Помню, что до школы еще ездили с дедом и бабушкой в Курган, в гости к брату бабушки  Степану Семеновичу. Бабушка очень хорошо  и большим уважением к нему относилась. Жил он в многоквартирном доме, я до этого никогда в таких домах не бывал.

Кожевников Ф.С., брат бабушки, 1914 г.р.

Ездили и на выселок Никулинка, где жила родственница (видимо, сродная сестра) деда Ильи Лукерья (Лушка). Жила она одна с детьми в избушке, дети спали на полатях и на соломе. Электричество было от тракторного движка, включалось часов в 7 утра, а мы приехали раньше.  Лушка попросила деда заколоть поросенка. Палили его соломой, по старинному. Это было погружение в средневековье, такого архаичного быта я не видел ни до, ни после.

Надо сказать, что и домохозяйство Сухаревых современному человеку показалось бы архаичным. Дом на улице Южной в г. Шумиха, который был построен дедом в 1940-е гг, стоял (цел он и сейчас) между озером Чистое и болотом Моховое. И до того, и до другого было метров сто. С болота носили воду для бани (в колодце вода была жесткой). Дом пятистенок, стайка для скотины, баня, погреб во дворе (в доме был также голбец). В стайке много лет  назад свили гнездо ласточки. Их никто не трогал и они обитали там из года в год. Считалось, что если разорить ласточкино гнездо, то птицы могут сжечь дом, принеся откуда ни будь тлеющую  головешку. Они и не мешали никому, только радовали.

Дом деда Ильи, 2016 г

Кстати сказать, рядом стояла изба  Аграфены Митрофановны и Василия Кирилловича Орловых — родителей моей матери. Сваты друг с другом не дружили.  Мы, внуки, должны были выбирать между этими двумя домами. С моей сестрой Ольгой (она на два года младше) делали так, дойдя до места: она бежала  к Орловым, а я к Сухаревым.

ИЗВЛЕЧЕННЫЕ МАТЕРИАЛЫ ::
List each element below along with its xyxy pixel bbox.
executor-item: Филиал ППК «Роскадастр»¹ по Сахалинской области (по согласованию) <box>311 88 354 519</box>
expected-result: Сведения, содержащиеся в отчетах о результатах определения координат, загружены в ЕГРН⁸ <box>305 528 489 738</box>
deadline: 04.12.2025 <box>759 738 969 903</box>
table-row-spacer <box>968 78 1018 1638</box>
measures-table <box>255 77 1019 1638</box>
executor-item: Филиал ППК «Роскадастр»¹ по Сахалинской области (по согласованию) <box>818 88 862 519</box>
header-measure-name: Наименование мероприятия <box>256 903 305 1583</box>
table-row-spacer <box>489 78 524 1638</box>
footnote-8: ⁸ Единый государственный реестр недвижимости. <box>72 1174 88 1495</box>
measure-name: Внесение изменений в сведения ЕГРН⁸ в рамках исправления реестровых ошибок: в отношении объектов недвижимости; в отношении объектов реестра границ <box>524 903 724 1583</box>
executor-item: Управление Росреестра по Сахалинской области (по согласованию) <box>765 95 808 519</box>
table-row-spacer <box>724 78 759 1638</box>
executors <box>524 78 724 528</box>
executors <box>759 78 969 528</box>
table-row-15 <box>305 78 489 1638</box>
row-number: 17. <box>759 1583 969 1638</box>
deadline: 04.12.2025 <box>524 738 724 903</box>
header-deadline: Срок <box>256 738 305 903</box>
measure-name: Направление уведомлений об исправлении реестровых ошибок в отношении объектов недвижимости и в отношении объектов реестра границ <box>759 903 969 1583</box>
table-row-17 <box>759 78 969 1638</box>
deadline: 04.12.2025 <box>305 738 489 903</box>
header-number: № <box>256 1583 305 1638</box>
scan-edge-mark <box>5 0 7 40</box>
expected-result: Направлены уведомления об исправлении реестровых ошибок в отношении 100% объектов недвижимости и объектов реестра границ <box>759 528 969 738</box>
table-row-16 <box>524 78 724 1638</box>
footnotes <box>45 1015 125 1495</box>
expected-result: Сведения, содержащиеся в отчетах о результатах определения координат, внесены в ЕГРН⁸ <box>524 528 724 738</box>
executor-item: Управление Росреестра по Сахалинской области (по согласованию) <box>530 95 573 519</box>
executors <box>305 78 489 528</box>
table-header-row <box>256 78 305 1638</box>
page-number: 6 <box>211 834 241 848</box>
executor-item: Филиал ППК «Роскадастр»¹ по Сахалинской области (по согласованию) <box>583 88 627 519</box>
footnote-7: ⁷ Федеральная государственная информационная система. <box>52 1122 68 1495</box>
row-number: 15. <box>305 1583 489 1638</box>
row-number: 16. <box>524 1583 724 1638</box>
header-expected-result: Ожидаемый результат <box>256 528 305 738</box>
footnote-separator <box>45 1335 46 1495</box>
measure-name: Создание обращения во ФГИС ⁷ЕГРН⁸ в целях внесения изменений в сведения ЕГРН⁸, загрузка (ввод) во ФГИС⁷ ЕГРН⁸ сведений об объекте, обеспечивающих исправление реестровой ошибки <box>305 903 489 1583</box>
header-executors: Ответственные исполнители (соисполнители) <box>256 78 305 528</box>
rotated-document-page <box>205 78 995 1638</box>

ПОСТАНОВКА ЗАДАЧИ A :: Перечисли все постройки и помещения, из которых, судя по воспоминаниям, состояло домохозяйство Сухаревых.
ПОСТАНОВКА ЗАДАЧИ B :: Продолжи воспоминания о детстве в Шумихе после последнего приведенного предложения.
Строки никак не связаны с воспоминаниями.

ОТВЕТ К ЗАДАЧЕ A :: Дом-пятистенок, стайка для скотины, баня, погреб во дворе, голбец в доме.

ОТВЕТ К ЗАДАЧЕ B ::
Дом Орловых, 2016 г

Дом Сухаревых состоял из кухни и спальни. Его дополняли холодные сени и дедовская плотницкая мастерская.

Главный элемент кухни – печь. Все остальное (кроме железных кроватей) сделано дедовскими руками: столы, табуретки, шкаф для посуды, прикроватная тумбочка, сундук для одежды.

Когда в доме жило много людей – стелили под потолком, рядом с печью, полати. Появлялся младенец – к матке (несущей балке) подвешивали зыбку (люльку). Когда малыш подрастал, вместо зыбки ставили качку (детскую кроватку, стоящую на загнутых полозьях, чтобы ее можно было качать). Все это было сделано дедовскими руками.

В кухне, напротив печи, прибита длинная полка, задернутая шторкой. На ней пачки чая, другая мелочь, а в углу – икона.

Спать они ложились рано (летом – часов в 9). Но и вставали не позже 5, а то и раньше. Вечером, прежде чем лечь в кровать, бабушка отдергивала шторку и что-то долго шептала перед иконкой. Бед было много, и просить было чего. Главная беда: двое сыновей[xviii] (старший и младший) с молодых лет встали на кривую дорожку, которая быстро привела их в тюрьму. Так заблудшие бабушкины чада с этого арестантского пути и не сошли.

Я не видел в наших краях нештукатуреных внутри домов. Так и у деда  – поштукатурено, побелено. Бабушка Мария (баба Маня, как мы ее звали) была очень аккуратной. Раз в год (ближе к Пасхе) белила потолки и стены. Часто красили полы. В доме, при максимальной простоте быта, всегда была чистота.

Огород также был бабушкиным, а она – хорошей огородницей. Пенсию баба Маня не получала, но земля давала ей возможность не только сделать заготовки на зиму, но и заработать копейку. Торговала капустной и помидорной рассадой, иногда и овощами.

Колодец в огороде был причиной двух едва не случившихся несчастий. Рядом с ним стояла бочка для полива. Я и бултыхнулся в нее в возрасте лет трех, когда мать с лейкой ушла к грядкам. Утонуть не утонул, мать успела, но колодезная вода была очень холодной и я простудил ноги так, что положили в больницу. В колодец же  позднее упала моя сродная сестра – ее достал кто-то из соседей помоложе, все окончилось благополучно.

Родственники собирались на «помочь» — вскопать огород весной  и выкопать картошку осенью. Для бабушки Марии это был праздник.  Родниться – помогать друг другу, общаться, она считала наивысшей семейной ценностью. «Вот я умру – вы и родниться не будете», со слезами говорила она….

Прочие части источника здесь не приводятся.